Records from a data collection

----

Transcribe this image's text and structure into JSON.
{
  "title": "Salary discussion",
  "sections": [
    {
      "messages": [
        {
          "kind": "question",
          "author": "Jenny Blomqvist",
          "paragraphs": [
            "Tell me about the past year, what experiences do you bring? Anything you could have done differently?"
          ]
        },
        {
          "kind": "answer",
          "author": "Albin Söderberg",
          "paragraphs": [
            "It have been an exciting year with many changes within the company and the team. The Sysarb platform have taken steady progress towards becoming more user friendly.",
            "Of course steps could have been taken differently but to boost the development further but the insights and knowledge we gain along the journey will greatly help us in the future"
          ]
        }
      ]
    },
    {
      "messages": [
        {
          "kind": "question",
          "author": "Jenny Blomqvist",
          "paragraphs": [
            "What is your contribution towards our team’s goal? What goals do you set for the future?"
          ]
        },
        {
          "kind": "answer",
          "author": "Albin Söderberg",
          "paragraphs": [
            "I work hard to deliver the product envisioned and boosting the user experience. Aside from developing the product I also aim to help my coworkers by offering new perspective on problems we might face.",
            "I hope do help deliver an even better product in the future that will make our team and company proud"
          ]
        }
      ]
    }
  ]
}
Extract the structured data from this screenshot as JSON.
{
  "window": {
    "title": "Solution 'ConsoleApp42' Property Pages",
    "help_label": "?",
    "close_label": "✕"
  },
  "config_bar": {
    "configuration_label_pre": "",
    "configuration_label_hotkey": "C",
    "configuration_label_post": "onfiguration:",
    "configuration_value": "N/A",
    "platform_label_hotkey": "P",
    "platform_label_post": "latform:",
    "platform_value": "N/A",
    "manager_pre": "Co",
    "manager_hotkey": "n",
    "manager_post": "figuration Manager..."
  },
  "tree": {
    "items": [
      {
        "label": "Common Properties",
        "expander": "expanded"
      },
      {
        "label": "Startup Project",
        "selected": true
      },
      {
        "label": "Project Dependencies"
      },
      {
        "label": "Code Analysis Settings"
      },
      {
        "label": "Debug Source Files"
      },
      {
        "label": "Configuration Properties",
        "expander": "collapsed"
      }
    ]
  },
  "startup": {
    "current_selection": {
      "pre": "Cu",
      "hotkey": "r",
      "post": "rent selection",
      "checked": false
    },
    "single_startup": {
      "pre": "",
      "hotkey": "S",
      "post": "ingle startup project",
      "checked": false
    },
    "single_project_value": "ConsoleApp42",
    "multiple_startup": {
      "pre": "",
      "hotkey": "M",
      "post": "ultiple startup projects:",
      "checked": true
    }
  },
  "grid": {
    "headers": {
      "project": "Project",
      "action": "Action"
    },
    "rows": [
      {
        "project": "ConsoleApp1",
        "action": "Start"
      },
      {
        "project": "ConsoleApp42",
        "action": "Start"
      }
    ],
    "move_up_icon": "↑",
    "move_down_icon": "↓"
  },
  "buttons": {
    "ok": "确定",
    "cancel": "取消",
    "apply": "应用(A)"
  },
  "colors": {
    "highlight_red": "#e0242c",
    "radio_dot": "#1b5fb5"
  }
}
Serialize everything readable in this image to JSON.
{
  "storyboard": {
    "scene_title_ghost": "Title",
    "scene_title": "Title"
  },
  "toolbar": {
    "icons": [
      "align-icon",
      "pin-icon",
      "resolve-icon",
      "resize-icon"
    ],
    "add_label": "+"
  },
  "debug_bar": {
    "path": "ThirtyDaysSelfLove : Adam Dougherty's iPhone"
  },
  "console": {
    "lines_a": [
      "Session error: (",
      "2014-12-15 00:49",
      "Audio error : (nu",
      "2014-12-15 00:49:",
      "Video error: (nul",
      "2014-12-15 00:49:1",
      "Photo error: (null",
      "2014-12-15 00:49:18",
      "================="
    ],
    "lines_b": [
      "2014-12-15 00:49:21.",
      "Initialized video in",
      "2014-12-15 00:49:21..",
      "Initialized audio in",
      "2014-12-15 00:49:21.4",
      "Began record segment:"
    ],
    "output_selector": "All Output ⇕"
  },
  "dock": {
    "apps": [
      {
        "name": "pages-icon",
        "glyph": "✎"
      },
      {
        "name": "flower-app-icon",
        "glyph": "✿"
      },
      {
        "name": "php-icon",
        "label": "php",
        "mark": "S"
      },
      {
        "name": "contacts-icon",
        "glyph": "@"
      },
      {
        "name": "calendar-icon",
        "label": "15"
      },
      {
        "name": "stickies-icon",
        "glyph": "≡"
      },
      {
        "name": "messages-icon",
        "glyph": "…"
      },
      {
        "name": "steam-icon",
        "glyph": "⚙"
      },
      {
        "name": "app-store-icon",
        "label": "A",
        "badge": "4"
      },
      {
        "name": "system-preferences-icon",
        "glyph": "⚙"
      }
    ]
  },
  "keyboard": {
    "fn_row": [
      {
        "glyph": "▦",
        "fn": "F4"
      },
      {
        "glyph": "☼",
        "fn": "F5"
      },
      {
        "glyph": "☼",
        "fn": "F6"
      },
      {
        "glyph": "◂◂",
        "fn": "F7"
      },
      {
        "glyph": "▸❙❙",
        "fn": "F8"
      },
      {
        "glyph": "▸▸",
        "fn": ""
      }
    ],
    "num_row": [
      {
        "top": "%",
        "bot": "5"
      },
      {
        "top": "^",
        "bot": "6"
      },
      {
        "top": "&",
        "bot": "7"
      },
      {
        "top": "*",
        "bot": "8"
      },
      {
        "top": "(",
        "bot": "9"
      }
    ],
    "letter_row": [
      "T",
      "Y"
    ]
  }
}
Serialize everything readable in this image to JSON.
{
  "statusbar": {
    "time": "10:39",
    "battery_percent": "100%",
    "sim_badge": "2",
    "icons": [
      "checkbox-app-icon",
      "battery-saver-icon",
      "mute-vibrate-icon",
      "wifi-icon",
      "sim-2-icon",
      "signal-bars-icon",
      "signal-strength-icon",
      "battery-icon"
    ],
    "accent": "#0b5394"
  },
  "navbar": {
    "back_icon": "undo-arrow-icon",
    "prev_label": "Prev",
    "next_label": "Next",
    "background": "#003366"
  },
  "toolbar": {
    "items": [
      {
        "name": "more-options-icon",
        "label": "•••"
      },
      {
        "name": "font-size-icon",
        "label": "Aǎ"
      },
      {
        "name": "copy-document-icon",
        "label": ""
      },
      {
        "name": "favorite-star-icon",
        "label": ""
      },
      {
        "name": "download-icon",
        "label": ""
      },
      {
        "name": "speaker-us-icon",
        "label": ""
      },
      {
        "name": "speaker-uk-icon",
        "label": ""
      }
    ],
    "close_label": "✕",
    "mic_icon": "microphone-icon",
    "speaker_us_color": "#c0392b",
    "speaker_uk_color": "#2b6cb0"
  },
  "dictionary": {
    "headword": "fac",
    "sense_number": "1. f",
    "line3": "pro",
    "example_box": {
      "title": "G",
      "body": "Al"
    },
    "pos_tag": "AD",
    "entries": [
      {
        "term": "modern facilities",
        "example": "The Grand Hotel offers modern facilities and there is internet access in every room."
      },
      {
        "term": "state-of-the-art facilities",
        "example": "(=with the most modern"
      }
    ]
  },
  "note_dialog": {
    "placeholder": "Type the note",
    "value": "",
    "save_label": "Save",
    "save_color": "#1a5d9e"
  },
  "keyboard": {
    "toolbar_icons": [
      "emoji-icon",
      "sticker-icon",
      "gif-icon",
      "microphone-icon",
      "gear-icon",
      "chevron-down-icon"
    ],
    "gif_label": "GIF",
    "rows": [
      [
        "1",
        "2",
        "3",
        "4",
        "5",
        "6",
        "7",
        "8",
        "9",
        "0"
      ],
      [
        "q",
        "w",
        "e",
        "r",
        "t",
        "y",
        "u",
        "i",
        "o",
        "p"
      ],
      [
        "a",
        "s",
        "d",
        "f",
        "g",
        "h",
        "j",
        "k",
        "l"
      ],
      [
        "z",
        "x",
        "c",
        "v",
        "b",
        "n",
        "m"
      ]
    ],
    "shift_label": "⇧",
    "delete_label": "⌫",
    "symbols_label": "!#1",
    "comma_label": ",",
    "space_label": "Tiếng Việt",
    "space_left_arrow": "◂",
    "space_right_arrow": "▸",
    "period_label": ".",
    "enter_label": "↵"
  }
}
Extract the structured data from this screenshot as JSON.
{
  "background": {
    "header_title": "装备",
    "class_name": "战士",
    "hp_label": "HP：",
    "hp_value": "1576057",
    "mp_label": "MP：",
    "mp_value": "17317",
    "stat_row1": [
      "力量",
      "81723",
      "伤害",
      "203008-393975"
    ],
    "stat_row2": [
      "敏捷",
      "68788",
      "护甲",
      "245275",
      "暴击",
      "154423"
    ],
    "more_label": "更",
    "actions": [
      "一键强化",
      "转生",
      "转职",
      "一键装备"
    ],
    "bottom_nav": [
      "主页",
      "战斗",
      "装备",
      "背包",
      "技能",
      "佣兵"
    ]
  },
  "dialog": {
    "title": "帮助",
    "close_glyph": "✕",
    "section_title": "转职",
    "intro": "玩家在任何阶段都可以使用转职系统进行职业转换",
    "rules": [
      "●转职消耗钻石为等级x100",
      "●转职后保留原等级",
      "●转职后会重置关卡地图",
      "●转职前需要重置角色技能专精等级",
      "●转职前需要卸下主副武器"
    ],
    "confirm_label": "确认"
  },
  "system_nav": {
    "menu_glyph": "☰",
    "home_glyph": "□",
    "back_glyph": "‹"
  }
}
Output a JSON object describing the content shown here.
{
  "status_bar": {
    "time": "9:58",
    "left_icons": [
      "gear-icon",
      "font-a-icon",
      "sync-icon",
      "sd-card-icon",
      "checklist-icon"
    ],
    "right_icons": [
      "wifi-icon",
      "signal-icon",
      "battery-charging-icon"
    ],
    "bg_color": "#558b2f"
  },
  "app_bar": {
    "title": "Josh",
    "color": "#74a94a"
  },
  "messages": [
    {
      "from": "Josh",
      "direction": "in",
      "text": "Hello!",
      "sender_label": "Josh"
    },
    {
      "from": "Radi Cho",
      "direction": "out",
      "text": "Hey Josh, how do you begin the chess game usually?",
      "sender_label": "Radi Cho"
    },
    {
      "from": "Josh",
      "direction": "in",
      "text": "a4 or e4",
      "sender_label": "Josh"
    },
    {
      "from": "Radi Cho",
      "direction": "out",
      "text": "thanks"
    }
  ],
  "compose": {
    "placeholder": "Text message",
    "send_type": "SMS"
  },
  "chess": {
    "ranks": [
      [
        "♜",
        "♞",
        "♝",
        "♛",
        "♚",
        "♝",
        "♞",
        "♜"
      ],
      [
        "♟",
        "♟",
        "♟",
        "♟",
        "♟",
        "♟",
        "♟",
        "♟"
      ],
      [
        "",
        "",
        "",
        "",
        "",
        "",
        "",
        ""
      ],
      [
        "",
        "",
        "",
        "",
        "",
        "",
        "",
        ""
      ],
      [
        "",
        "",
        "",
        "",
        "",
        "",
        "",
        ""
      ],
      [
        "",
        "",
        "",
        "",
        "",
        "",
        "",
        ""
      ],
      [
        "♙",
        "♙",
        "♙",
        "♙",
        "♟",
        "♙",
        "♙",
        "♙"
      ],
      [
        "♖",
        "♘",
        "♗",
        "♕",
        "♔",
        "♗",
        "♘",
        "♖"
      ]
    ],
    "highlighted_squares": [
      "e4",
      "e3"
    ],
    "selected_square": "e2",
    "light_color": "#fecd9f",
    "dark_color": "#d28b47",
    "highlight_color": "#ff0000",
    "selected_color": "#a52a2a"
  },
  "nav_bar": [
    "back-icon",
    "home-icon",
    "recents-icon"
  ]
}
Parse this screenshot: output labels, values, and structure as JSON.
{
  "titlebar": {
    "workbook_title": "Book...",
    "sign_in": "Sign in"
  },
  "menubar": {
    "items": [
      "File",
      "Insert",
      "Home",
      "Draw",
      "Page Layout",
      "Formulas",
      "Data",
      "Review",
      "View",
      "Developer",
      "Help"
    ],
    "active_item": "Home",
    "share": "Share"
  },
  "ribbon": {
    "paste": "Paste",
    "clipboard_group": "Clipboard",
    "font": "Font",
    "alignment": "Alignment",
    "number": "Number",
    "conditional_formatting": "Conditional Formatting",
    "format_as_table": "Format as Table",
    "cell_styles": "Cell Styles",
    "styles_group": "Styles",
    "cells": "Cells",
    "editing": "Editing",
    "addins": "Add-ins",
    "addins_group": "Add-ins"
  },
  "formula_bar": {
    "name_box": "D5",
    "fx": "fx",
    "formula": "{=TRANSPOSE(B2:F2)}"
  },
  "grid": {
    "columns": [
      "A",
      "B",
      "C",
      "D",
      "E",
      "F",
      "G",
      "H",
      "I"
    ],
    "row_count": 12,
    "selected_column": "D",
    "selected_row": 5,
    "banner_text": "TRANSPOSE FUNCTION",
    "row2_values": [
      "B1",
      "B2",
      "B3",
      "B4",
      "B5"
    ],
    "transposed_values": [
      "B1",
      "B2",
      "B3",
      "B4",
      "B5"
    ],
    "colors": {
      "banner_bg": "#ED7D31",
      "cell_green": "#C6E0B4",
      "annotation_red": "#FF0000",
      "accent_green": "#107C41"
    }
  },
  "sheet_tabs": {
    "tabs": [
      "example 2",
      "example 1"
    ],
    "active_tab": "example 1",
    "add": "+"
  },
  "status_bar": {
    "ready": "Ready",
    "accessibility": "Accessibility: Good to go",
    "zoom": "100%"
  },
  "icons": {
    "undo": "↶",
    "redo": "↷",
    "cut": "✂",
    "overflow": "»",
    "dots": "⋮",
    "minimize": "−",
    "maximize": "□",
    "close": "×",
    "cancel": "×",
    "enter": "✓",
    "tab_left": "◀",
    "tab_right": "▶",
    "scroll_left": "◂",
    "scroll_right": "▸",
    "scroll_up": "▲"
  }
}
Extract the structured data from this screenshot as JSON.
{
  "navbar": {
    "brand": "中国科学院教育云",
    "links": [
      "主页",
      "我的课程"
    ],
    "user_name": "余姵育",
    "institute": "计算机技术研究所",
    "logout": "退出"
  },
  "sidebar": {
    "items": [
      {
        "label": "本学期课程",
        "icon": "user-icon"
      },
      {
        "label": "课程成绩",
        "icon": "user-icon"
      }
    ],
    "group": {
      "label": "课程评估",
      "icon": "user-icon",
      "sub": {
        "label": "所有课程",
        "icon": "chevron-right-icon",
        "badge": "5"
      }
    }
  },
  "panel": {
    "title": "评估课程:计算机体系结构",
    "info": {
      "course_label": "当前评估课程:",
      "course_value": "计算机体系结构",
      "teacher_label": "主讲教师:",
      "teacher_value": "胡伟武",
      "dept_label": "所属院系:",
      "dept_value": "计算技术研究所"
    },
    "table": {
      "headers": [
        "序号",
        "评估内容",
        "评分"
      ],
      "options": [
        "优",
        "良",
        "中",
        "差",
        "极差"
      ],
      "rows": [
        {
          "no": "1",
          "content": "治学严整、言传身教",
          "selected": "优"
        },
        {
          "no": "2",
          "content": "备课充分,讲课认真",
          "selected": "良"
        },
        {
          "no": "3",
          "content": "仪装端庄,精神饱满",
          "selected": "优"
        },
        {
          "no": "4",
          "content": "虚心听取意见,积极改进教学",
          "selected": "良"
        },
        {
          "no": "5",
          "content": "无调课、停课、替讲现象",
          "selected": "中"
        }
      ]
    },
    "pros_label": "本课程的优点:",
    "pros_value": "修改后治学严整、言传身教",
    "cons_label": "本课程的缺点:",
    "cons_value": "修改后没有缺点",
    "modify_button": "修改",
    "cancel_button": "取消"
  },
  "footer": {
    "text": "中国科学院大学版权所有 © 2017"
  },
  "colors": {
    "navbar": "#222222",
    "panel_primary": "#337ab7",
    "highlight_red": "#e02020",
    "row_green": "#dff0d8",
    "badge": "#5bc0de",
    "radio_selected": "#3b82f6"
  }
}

----

In the records above, locate each line with the word "Styles". Copy all such lines.

    "cell_styles": "Cell Styles",
    "styles_group": "Styles",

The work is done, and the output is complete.